TEXTO DE LECTURA:
_ _ _ _ _

¡Qué ternura me transmite ChicoChico cuando, cada noche, a la hora de dormir, me pide un cuento.
–¡Papi, un cuento!
En realidad, no es un cuento lo que pide, sino un libro que le gusta mucho, un libro para que niños muy pequeñitos aprendan a reconocer los objetos, representados con ilustraciones a todo color.
Al contrario que su hermanito (señor Mario), ChicoChico no sabe lo que es un cuento. Por falta de madurez intelectual es incapaz de seguir una historia. No sabría –no sabe– disfrutar los tesoros escondidos de la presentación, el nudo y el desenlace, no puede empatizar o renegar de los personajes, no conoce muchas de las palabras –se atasca, sobre todo, con los verbos–, no experimenta cambios emocionales con los giros ni entiende la peripecia narrada. En resumen: se pierde entre tantas palabras.
Y, sin embargo, sin saber lo que es un cuento, sabe perfectamente lo que es. Estoy convencido de ello por la forma en la que se iluminan sus ojos claros cada noche cuando me pide en su lenguaje esquemático, sin siquiera emplear el imperativo “cuéntame”:
–¡Papi, un cuento!
Para ChicoChico, el niño que no sabe lo que es un cuento, un cuento es sinónimo de fascinación, de aventura, de paz, de sueños promisorios, de pertenencia, de nutrición. Un cuento es para él el momento en que se esfuerza, con la ayuda de su padre, en distinguir una papelera, un plátano, una farola o una bicicleta. Ese momento en que se despide del día con la serenidad de que tras la noche le espera otra jornada feliz.
Un cuento es para ChicoChico la manera de acostarse con el mundo, de asociarse con él.
Eso es un cuento.
Eso ha sido un cuento desde los tiempos de Atapuerca.
Eso será un cuento mientras el ser humano siga vivo.
*Francisco Rodríguez Criado es escritor y corrector de estilo
Nota: ChicoChico (o simplemente Chico) es mi hijo, un precioso niño de seis años con síndrome de Down.

_ _ _ _ _

EXTRACTO DE DATOS:
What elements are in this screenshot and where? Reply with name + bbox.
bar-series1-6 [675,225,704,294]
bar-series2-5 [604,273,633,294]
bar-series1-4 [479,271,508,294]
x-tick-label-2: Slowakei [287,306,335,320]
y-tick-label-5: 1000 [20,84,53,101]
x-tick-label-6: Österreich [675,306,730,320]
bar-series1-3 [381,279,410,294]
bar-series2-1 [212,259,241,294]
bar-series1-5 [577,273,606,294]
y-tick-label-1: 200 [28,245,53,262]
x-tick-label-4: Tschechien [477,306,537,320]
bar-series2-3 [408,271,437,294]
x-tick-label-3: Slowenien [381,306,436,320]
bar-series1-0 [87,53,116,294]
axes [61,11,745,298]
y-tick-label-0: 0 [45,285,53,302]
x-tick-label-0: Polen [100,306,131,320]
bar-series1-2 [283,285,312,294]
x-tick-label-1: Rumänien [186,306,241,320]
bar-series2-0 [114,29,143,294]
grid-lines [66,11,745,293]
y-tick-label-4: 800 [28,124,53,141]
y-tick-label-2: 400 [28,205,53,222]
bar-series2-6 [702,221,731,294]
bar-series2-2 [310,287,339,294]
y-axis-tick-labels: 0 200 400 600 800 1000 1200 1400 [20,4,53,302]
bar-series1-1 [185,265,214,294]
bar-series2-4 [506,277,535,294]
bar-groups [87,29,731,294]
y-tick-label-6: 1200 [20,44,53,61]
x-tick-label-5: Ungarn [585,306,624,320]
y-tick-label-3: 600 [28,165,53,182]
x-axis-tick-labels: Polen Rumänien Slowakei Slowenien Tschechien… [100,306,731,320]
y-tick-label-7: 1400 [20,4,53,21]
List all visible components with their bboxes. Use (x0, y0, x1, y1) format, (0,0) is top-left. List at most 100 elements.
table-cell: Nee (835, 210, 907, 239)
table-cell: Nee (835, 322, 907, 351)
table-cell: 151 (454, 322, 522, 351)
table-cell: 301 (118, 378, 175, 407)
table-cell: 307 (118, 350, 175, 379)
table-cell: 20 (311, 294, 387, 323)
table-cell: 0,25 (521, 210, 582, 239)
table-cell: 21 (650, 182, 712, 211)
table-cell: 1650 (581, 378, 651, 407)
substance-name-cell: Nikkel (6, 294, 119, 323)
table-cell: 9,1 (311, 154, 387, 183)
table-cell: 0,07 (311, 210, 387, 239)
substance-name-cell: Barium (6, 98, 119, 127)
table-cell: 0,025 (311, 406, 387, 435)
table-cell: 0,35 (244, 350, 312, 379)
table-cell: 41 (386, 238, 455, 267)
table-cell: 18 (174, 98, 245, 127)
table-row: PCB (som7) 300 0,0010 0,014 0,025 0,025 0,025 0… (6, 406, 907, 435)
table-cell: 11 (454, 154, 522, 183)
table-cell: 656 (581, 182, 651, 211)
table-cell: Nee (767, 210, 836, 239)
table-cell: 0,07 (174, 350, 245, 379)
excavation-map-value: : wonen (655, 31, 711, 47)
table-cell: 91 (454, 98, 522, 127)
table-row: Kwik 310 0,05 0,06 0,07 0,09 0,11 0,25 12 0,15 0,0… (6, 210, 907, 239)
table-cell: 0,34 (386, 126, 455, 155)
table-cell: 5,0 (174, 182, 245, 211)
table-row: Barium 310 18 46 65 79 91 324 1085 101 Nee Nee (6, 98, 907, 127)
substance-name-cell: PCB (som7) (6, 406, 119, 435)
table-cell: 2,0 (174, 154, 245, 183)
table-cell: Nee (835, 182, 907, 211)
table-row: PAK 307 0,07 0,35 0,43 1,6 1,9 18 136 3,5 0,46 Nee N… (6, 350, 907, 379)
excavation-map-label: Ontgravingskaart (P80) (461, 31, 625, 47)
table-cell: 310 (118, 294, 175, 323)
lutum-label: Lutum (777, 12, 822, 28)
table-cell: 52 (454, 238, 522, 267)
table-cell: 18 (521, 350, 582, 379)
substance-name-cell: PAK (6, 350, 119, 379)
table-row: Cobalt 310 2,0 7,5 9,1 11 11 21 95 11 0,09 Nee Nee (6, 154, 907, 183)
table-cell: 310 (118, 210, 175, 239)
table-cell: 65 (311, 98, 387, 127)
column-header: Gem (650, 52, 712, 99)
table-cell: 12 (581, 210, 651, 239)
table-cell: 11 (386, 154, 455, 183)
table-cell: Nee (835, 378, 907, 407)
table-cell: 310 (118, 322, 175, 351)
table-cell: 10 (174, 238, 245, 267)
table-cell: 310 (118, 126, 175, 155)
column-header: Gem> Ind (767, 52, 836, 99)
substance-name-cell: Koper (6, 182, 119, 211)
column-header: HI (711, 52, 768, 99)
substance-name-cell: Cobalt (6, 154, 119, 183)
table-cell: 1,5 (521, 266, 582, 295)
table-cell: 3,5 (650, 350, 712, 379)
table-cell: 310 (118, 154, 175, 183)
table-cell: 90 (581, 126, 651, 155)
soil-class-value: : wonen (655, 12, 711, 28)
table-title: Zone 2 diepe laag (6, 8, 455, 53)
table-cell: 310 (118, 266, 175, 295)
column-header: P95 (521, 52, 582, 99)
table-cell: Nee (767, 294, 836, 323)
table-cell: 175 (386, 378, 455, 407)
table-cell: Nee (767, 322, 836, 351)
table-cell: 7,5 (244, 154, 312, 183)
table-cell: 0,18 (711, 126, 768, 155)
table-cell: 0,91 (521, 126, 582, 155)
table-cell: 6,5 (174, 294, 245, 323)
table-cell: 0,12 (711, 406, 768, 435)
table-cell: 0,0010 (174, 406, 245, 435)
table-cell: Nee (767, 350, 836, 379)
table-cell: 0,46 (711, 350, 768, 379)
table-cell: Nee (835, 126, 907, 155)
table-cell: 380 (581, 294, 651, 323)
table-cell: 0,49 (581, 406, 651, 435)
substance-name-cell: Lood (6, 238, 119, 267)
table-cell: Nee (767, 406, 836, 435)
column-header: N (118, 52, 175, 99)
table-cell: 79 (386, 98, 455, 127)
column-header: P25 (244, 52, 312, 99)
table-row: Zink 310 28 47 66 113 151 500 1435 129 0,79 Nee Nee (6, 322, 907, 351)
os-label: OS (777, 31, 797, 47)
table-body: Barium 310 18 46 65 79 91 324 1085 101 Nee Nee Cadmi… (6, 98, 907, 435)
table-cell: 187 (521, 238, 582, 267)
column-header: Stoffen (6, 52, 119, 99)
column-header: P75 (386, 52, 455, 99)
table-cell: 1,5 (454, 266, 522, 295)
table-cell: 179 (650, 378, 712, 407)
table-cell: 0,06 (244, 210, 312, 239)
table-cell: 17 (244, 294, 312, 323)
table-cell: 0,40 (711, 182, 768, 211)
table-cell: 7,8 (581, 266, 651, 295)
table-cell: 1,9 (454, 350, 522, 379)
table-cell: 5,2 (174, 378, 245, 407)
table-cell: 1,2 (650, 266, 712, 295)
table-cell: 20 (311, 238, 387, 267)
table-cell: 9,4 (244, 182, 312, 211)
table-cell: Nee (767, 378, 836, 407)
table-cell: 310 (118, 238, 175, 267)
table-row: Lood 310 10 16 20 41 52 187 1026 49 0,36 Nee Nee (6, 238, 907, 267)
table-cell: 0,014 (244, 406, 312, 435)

_ _ _ _ _

Reproduce literalmente el fragmento de la lectura comprendido entre "Y, sin embargo, sin" y "humano siga vivo.", ambos incluidos.

TU SOLUCIÓN:
Y, sin embargo, sin saber lo que es un cuento, sabe perfectamente lo que es. Estoy convencido de ello por la forma en la que se iluminan sus ojos claros cada noche cuando me pide en su lenguaje esquemático, sin siquiera emplear el imperativo “cuéntame”:
–¡Papi, un cuento!
Para ChicoChico, el niño que no sabe lo que es un cuento, un cuento es sinónimo de fascinación, de aventura, de paz, de sueños promisorios, de pertenencia, de nutrición. Un cuento es para él el momento en que se esfuerza, con la ayuda de su padre, en distinguir una papelera, un plátano, una farola o una bicicleta. Ese momento en que se despide del día con la serenidad de que tras la noche le espera otra jornada feliz.
Un cuento es para ChicoChico la manera de acostarse con el mundo, de asociarse con él.
Eso es un cuento.
Eso ha sido un cuento desde los tiempos de Atapuerca.
Eso será un cuento mientras el ser humano siga vivo.